* [Exercise description]: Set down, in full, every record in the block.

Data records
[start]

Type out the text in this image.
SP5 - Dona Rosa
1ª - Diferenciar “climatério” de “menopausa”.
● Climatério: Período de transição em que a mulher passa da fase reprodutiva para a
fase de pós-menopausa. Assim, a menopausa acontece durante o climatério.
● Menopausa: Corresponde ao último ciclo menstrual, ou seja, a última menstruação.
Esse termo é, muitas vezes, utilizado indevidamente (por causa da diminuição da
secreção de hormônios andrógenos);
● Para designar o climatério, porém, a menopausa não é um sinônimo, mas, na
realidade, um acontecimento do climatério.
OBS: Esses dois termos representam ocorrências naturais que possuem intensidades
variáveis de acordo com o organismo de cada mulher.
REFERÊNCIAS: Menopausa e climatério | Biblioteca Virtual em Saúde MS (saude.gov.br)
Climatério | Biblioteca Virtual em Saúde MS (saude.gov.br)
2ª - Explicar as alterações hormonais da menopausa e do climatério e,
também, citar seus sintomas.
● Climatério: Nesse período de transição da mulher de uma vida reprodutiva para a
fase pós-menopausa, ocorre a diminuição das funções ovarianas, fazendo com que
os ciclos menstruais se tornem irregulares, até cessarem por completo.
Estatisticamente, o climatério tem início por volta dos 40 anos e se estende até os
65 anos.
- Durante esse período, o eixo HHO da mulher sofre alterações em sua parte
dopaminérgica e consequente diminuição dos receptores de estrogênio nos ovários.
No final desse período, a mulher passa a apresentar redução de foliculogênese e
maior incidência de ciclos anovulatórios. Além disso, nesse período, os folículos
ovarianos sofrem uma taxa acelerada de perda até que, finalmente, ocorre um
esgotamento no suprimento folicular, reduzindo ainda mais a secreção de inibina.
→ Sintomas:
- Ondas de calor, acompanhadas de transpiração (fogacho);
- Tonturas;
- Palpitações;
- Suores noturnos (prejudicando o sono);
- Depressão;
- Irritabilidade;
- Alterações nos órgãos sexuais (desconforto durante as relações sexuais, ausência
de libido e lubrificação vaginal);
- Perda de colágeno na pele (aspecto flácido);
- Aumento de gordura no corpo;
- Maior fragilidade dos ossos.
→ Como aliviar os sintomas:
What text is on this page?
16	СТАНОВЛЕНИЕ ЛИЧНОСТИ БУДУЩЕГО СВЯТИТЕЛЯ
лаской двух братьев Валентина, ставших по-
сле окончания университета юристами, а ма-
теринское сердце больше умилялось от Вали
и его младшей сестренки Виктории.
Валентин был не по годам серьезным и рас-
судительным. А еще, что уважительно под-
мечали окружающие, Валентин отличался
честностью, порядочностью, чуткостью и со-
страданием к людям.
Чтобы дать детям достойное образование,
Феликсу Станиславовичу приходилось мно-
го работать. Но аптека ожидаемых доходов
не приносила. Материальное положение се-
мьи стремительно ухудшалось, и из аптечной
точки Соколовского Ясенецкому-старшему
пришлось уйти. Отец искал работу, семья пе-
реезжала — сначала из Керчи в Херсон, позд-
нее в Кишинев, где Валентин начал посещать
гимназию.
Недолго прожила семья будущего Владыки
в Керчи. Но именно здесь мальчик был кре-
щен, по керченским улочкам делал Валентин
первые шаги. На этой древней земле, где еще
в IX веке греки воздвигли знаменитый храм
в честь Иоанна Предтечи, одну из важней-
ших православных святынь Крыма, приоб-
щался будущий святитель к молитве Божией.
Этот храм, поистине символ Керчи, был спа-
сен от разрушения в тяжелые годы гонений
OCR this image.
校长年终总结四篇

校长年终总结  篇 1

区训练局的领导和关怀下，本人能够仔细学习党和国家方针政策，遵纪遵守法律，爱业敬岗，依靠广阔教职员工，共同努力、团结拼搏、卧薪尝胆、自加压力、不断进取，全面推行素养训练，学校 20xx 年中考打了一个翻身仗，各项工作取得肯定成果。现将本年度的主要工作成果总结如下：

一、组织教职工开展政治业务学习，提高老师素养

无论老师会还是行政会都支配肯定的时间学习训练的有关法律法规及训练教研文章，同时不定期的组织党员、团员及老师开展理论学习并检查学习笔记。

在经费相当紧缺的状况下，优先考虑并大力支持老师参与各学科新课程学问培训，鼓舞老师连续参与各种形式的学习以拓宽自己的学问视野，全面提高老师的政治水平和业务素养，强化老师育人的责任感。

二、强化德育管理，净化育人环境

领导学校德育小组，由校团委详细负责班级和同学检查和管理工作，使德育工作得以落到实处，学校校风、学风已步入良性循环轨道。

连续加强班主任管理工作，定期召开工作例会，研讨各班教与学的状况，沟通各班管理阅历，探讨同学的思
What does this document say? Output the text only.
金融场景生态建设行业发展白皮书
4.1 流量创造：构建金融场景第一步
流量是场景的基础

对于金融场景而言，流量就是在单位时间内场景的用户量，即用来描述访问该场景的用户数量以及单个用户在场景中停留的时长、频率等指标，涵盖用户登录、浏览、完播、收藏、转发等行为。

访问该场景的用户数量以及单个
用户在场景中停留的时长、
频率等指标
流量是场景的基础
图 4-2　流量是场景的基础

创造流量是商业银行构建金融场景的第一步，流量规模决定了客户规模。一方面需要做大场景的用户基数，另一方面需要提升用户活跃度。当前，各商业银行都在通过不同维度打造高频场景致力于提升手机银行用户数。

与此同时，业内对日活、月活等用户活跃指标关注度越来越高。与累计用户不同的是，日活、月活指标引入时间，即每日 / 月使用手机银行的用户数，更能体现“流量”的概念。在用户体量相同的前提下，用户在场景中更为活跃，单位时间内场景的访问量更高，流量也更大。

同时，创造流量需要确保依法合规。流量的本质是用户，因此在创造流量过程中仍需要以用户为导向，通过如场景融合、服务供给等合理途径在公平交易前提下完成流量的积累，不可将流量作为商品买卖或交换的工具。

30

[end]

* [The solution]:
Type out the text in this image.
SP5 - Dona Rosa
1ª - Diferenciar “climatério” de “menopausa”.
● Climatério: Período de transição em que a mulher passa da fase reprodutiva para a
fase de pós-menopausa. Assim, a menopausa acontece durante o climatério.
● Menopausa: Corresponde ao último ciclo menstrual, ou seja, a última menstruação.
Esse termo é, muitas vezes, utilizado indevidamente (por causa da diminuição da
secreção de hormônios andrógenos);
● Para designar o climatério, porém, a menopausa não é um sinônimo, mas, na
realidade, um acontecimento do climatério.
OBS: Esses dois termos representam ocorrências naturais que possuem intensidades
variáveis de acordo com o organismo de cada mulher.
REFERÊNCIAS: Menopausa e climatério | Biblioteca Virtual em Saúde MS (saude.gov.br)
Climatério | Biblioteca Virtual em Saúde MS (saude.gov.br)
2ª - Explicar as alterações hormonais da menopausa e do climatério e,
também, citar seus sintomas.
● Climatério: Nesse período de transição da mulher de uma vida reprodutiva para a
fase pós-menopausa, ocorre a diminuição das funções ovarianas, fazendo com que
os ciclos menstruais se tornem irregulares, até cessarem por completo.
Estatisticamente, o climatério tem início por volta dos 40 anos e se estende até os
65 anos.
- Durante esse período, o eixo HHO da mulher sofre alterações em sua parte
dopaminérgica e consequente diminuição dos receptores de estrogênio nos ovários.
No final desse período, a mulher passa a apresentar redução de foliculogênese e
maior incidência de ciclos anovulatórios. Além disso, nesse período, os folículos
ovarianos sofrem uma taxa acelerada de perda até que, finalmente, ocorre um
esgotamento no suprimento folicular, reduzindo ainda mais a secreção de inibina.
→ Sintomas:
- Ondas de calor, acompanhadas de transpiração (fogacho);
- Tonturas;
- Palpitações;
- Suores noturnos (prejudicando o sono);
- Depressão;
- Irritabilidade;
- Alterações nos órgãos sexuais (desconforto durante as relações sexuais, ausência
de libido e lubrificação vaginal);
- Perda de colágeno na pele (aspecto flácido);
- Aumento de gordura no corpo;
- Maior fragilidade dos ossos.
→ Como aliviar os sintomas:
What text is on this page?
16	СТАНОВЛЕНИЕ ЛИЧНОСТИ БУДУЩЕГО СВЯТИТЕЛЯ
лаской двух братьев Валентина, ставших по-
сле окончания университета юристами, а ма-
теринское сердце больше умилялось от Вали
и его младшей сестренки Виктории.
Валентин был не по годам серьезным и рас-
судительным. А еще, что уважительно под-
мечали окружающие, Валентин отличался
честностью, порядочностью, чуткостью и со-
страданием к людям.
Чтобы дать детям достойное образование,
Феликсу Станиславовичу приходилось мно-
го работать. Но аптека ожидаемых доходов
не приносила. Материальное положение се-
мьи стремительно ухудшалось, и из аптечной
точки Соколовского Ясенецкому-старшему
пришлось уйти. Отец искал работу, семья пе-
реезжала — сначала из Керчи в Херсон, позд-
нее в Кишинев, где Валентин начал посещать
гимназию.
Недолго прожила семья будущего Владыки
в Керчи. Но именно здесь мальчик был кре-
щен, по керченским улочкам делал Валентин
первые шаги. На этой древней земле, где еще
в IX веке греки воздвигли знаменитый храм
в честь Иоанна Предтечи, одну из важней-
ших православных святынь Крыма, приоб-
щался будущий святитель к молитве Божией.
Этот храм, поистине символ Керчи, был спа-
сен от разрушения в тяжелые годы гонений
OCR this image.
校长年终总结四篇

校长年终总结  篇 1

区训练局的领导和关怀下，本人能够仔细学习党和国家方针政策，遵纪遵守法律，爱业敬岗，依靠广阔教职员工，共同努力、团结拼搏、卧薪尝胆、自加压力、不断进取，全面推行素养训练，学校 20xx 年中考打了一个翻身仗，各项工作取得肯定成果。现将本年度的主要工作成果总结如下：

一、组织教职工开展政治业务学习，提高老师素养

无论老师会还是行政会都支配肯定的时间学习训练的有关法律法规及训练教研文章，同时不定期的组织党员、团员及老师开展理论学习并检查学习笔记。

在经费相当紧缺的状况下，优先考虑并大力支持老师参与各学科新课程学问培训，鼓舞老师连续参与各种形式的学习以拓宽自己的学问视野，全面提高老师的政治水平和业务素养，强化老师育人的责任感。

二、强化德育管理，净化育人环境

领导学校德育小组，由校团委详细负责班级和同学检查和管理工作，使德育工作得以落到实处，学校校风、学风已步入良性循环轨道。

连续加强班主任管理工作，定期召开工作例会，研讨各班教与学的状况，沟通各班管理阅历，探讨同学的思
What does this document say? Output the text only.
金融场景生态建设行业发展白皮书
4.1 流量创造：构建金融场景第一步
流量是场景的基础

对于金融场景而言，流量就是在单位时间内场景的用户量，即用来描述访问该场景的用户数量以及单个用户在场景中停留的时长、频率等指标，涵盖用户登录、浏览、完播、收藏、转发等行为。

访问该场景的用户数量以及单个
用户在场景中停留的时长、
频率等指标
流量是场景的基础
图 4-2　流量是场景的基础

创造流量是商业银行构建金融场景的第一步，流量规模决定了客户规模。一方面需要做大场景的用户基数，另一方面需要提升用户活跃度。当前，各商业银行都在通过不同维度打造高频场景致力于提升手机银行用户数。

与此同时，业内对日活、月活等用户活跃指标关注度越来越高。与累计用户不同的是，日活、月活指标引入时间，即每日 / 月使用手机银行的用户数，更能体现“流量”的概念。在用户体量相同的前提下，用户在场景中更为活跃，单位时间内场景的访问量更高，流量也更大。

同时，创造流量需要确保依法合规。流量的本质是用户，因此在创造流量过程中仍需要以用户为导向，通过如场景融合、服务供给等合理途径在公平交易前提下完成流量的积累，不可将流量作为商品买卖或交换的工具。

30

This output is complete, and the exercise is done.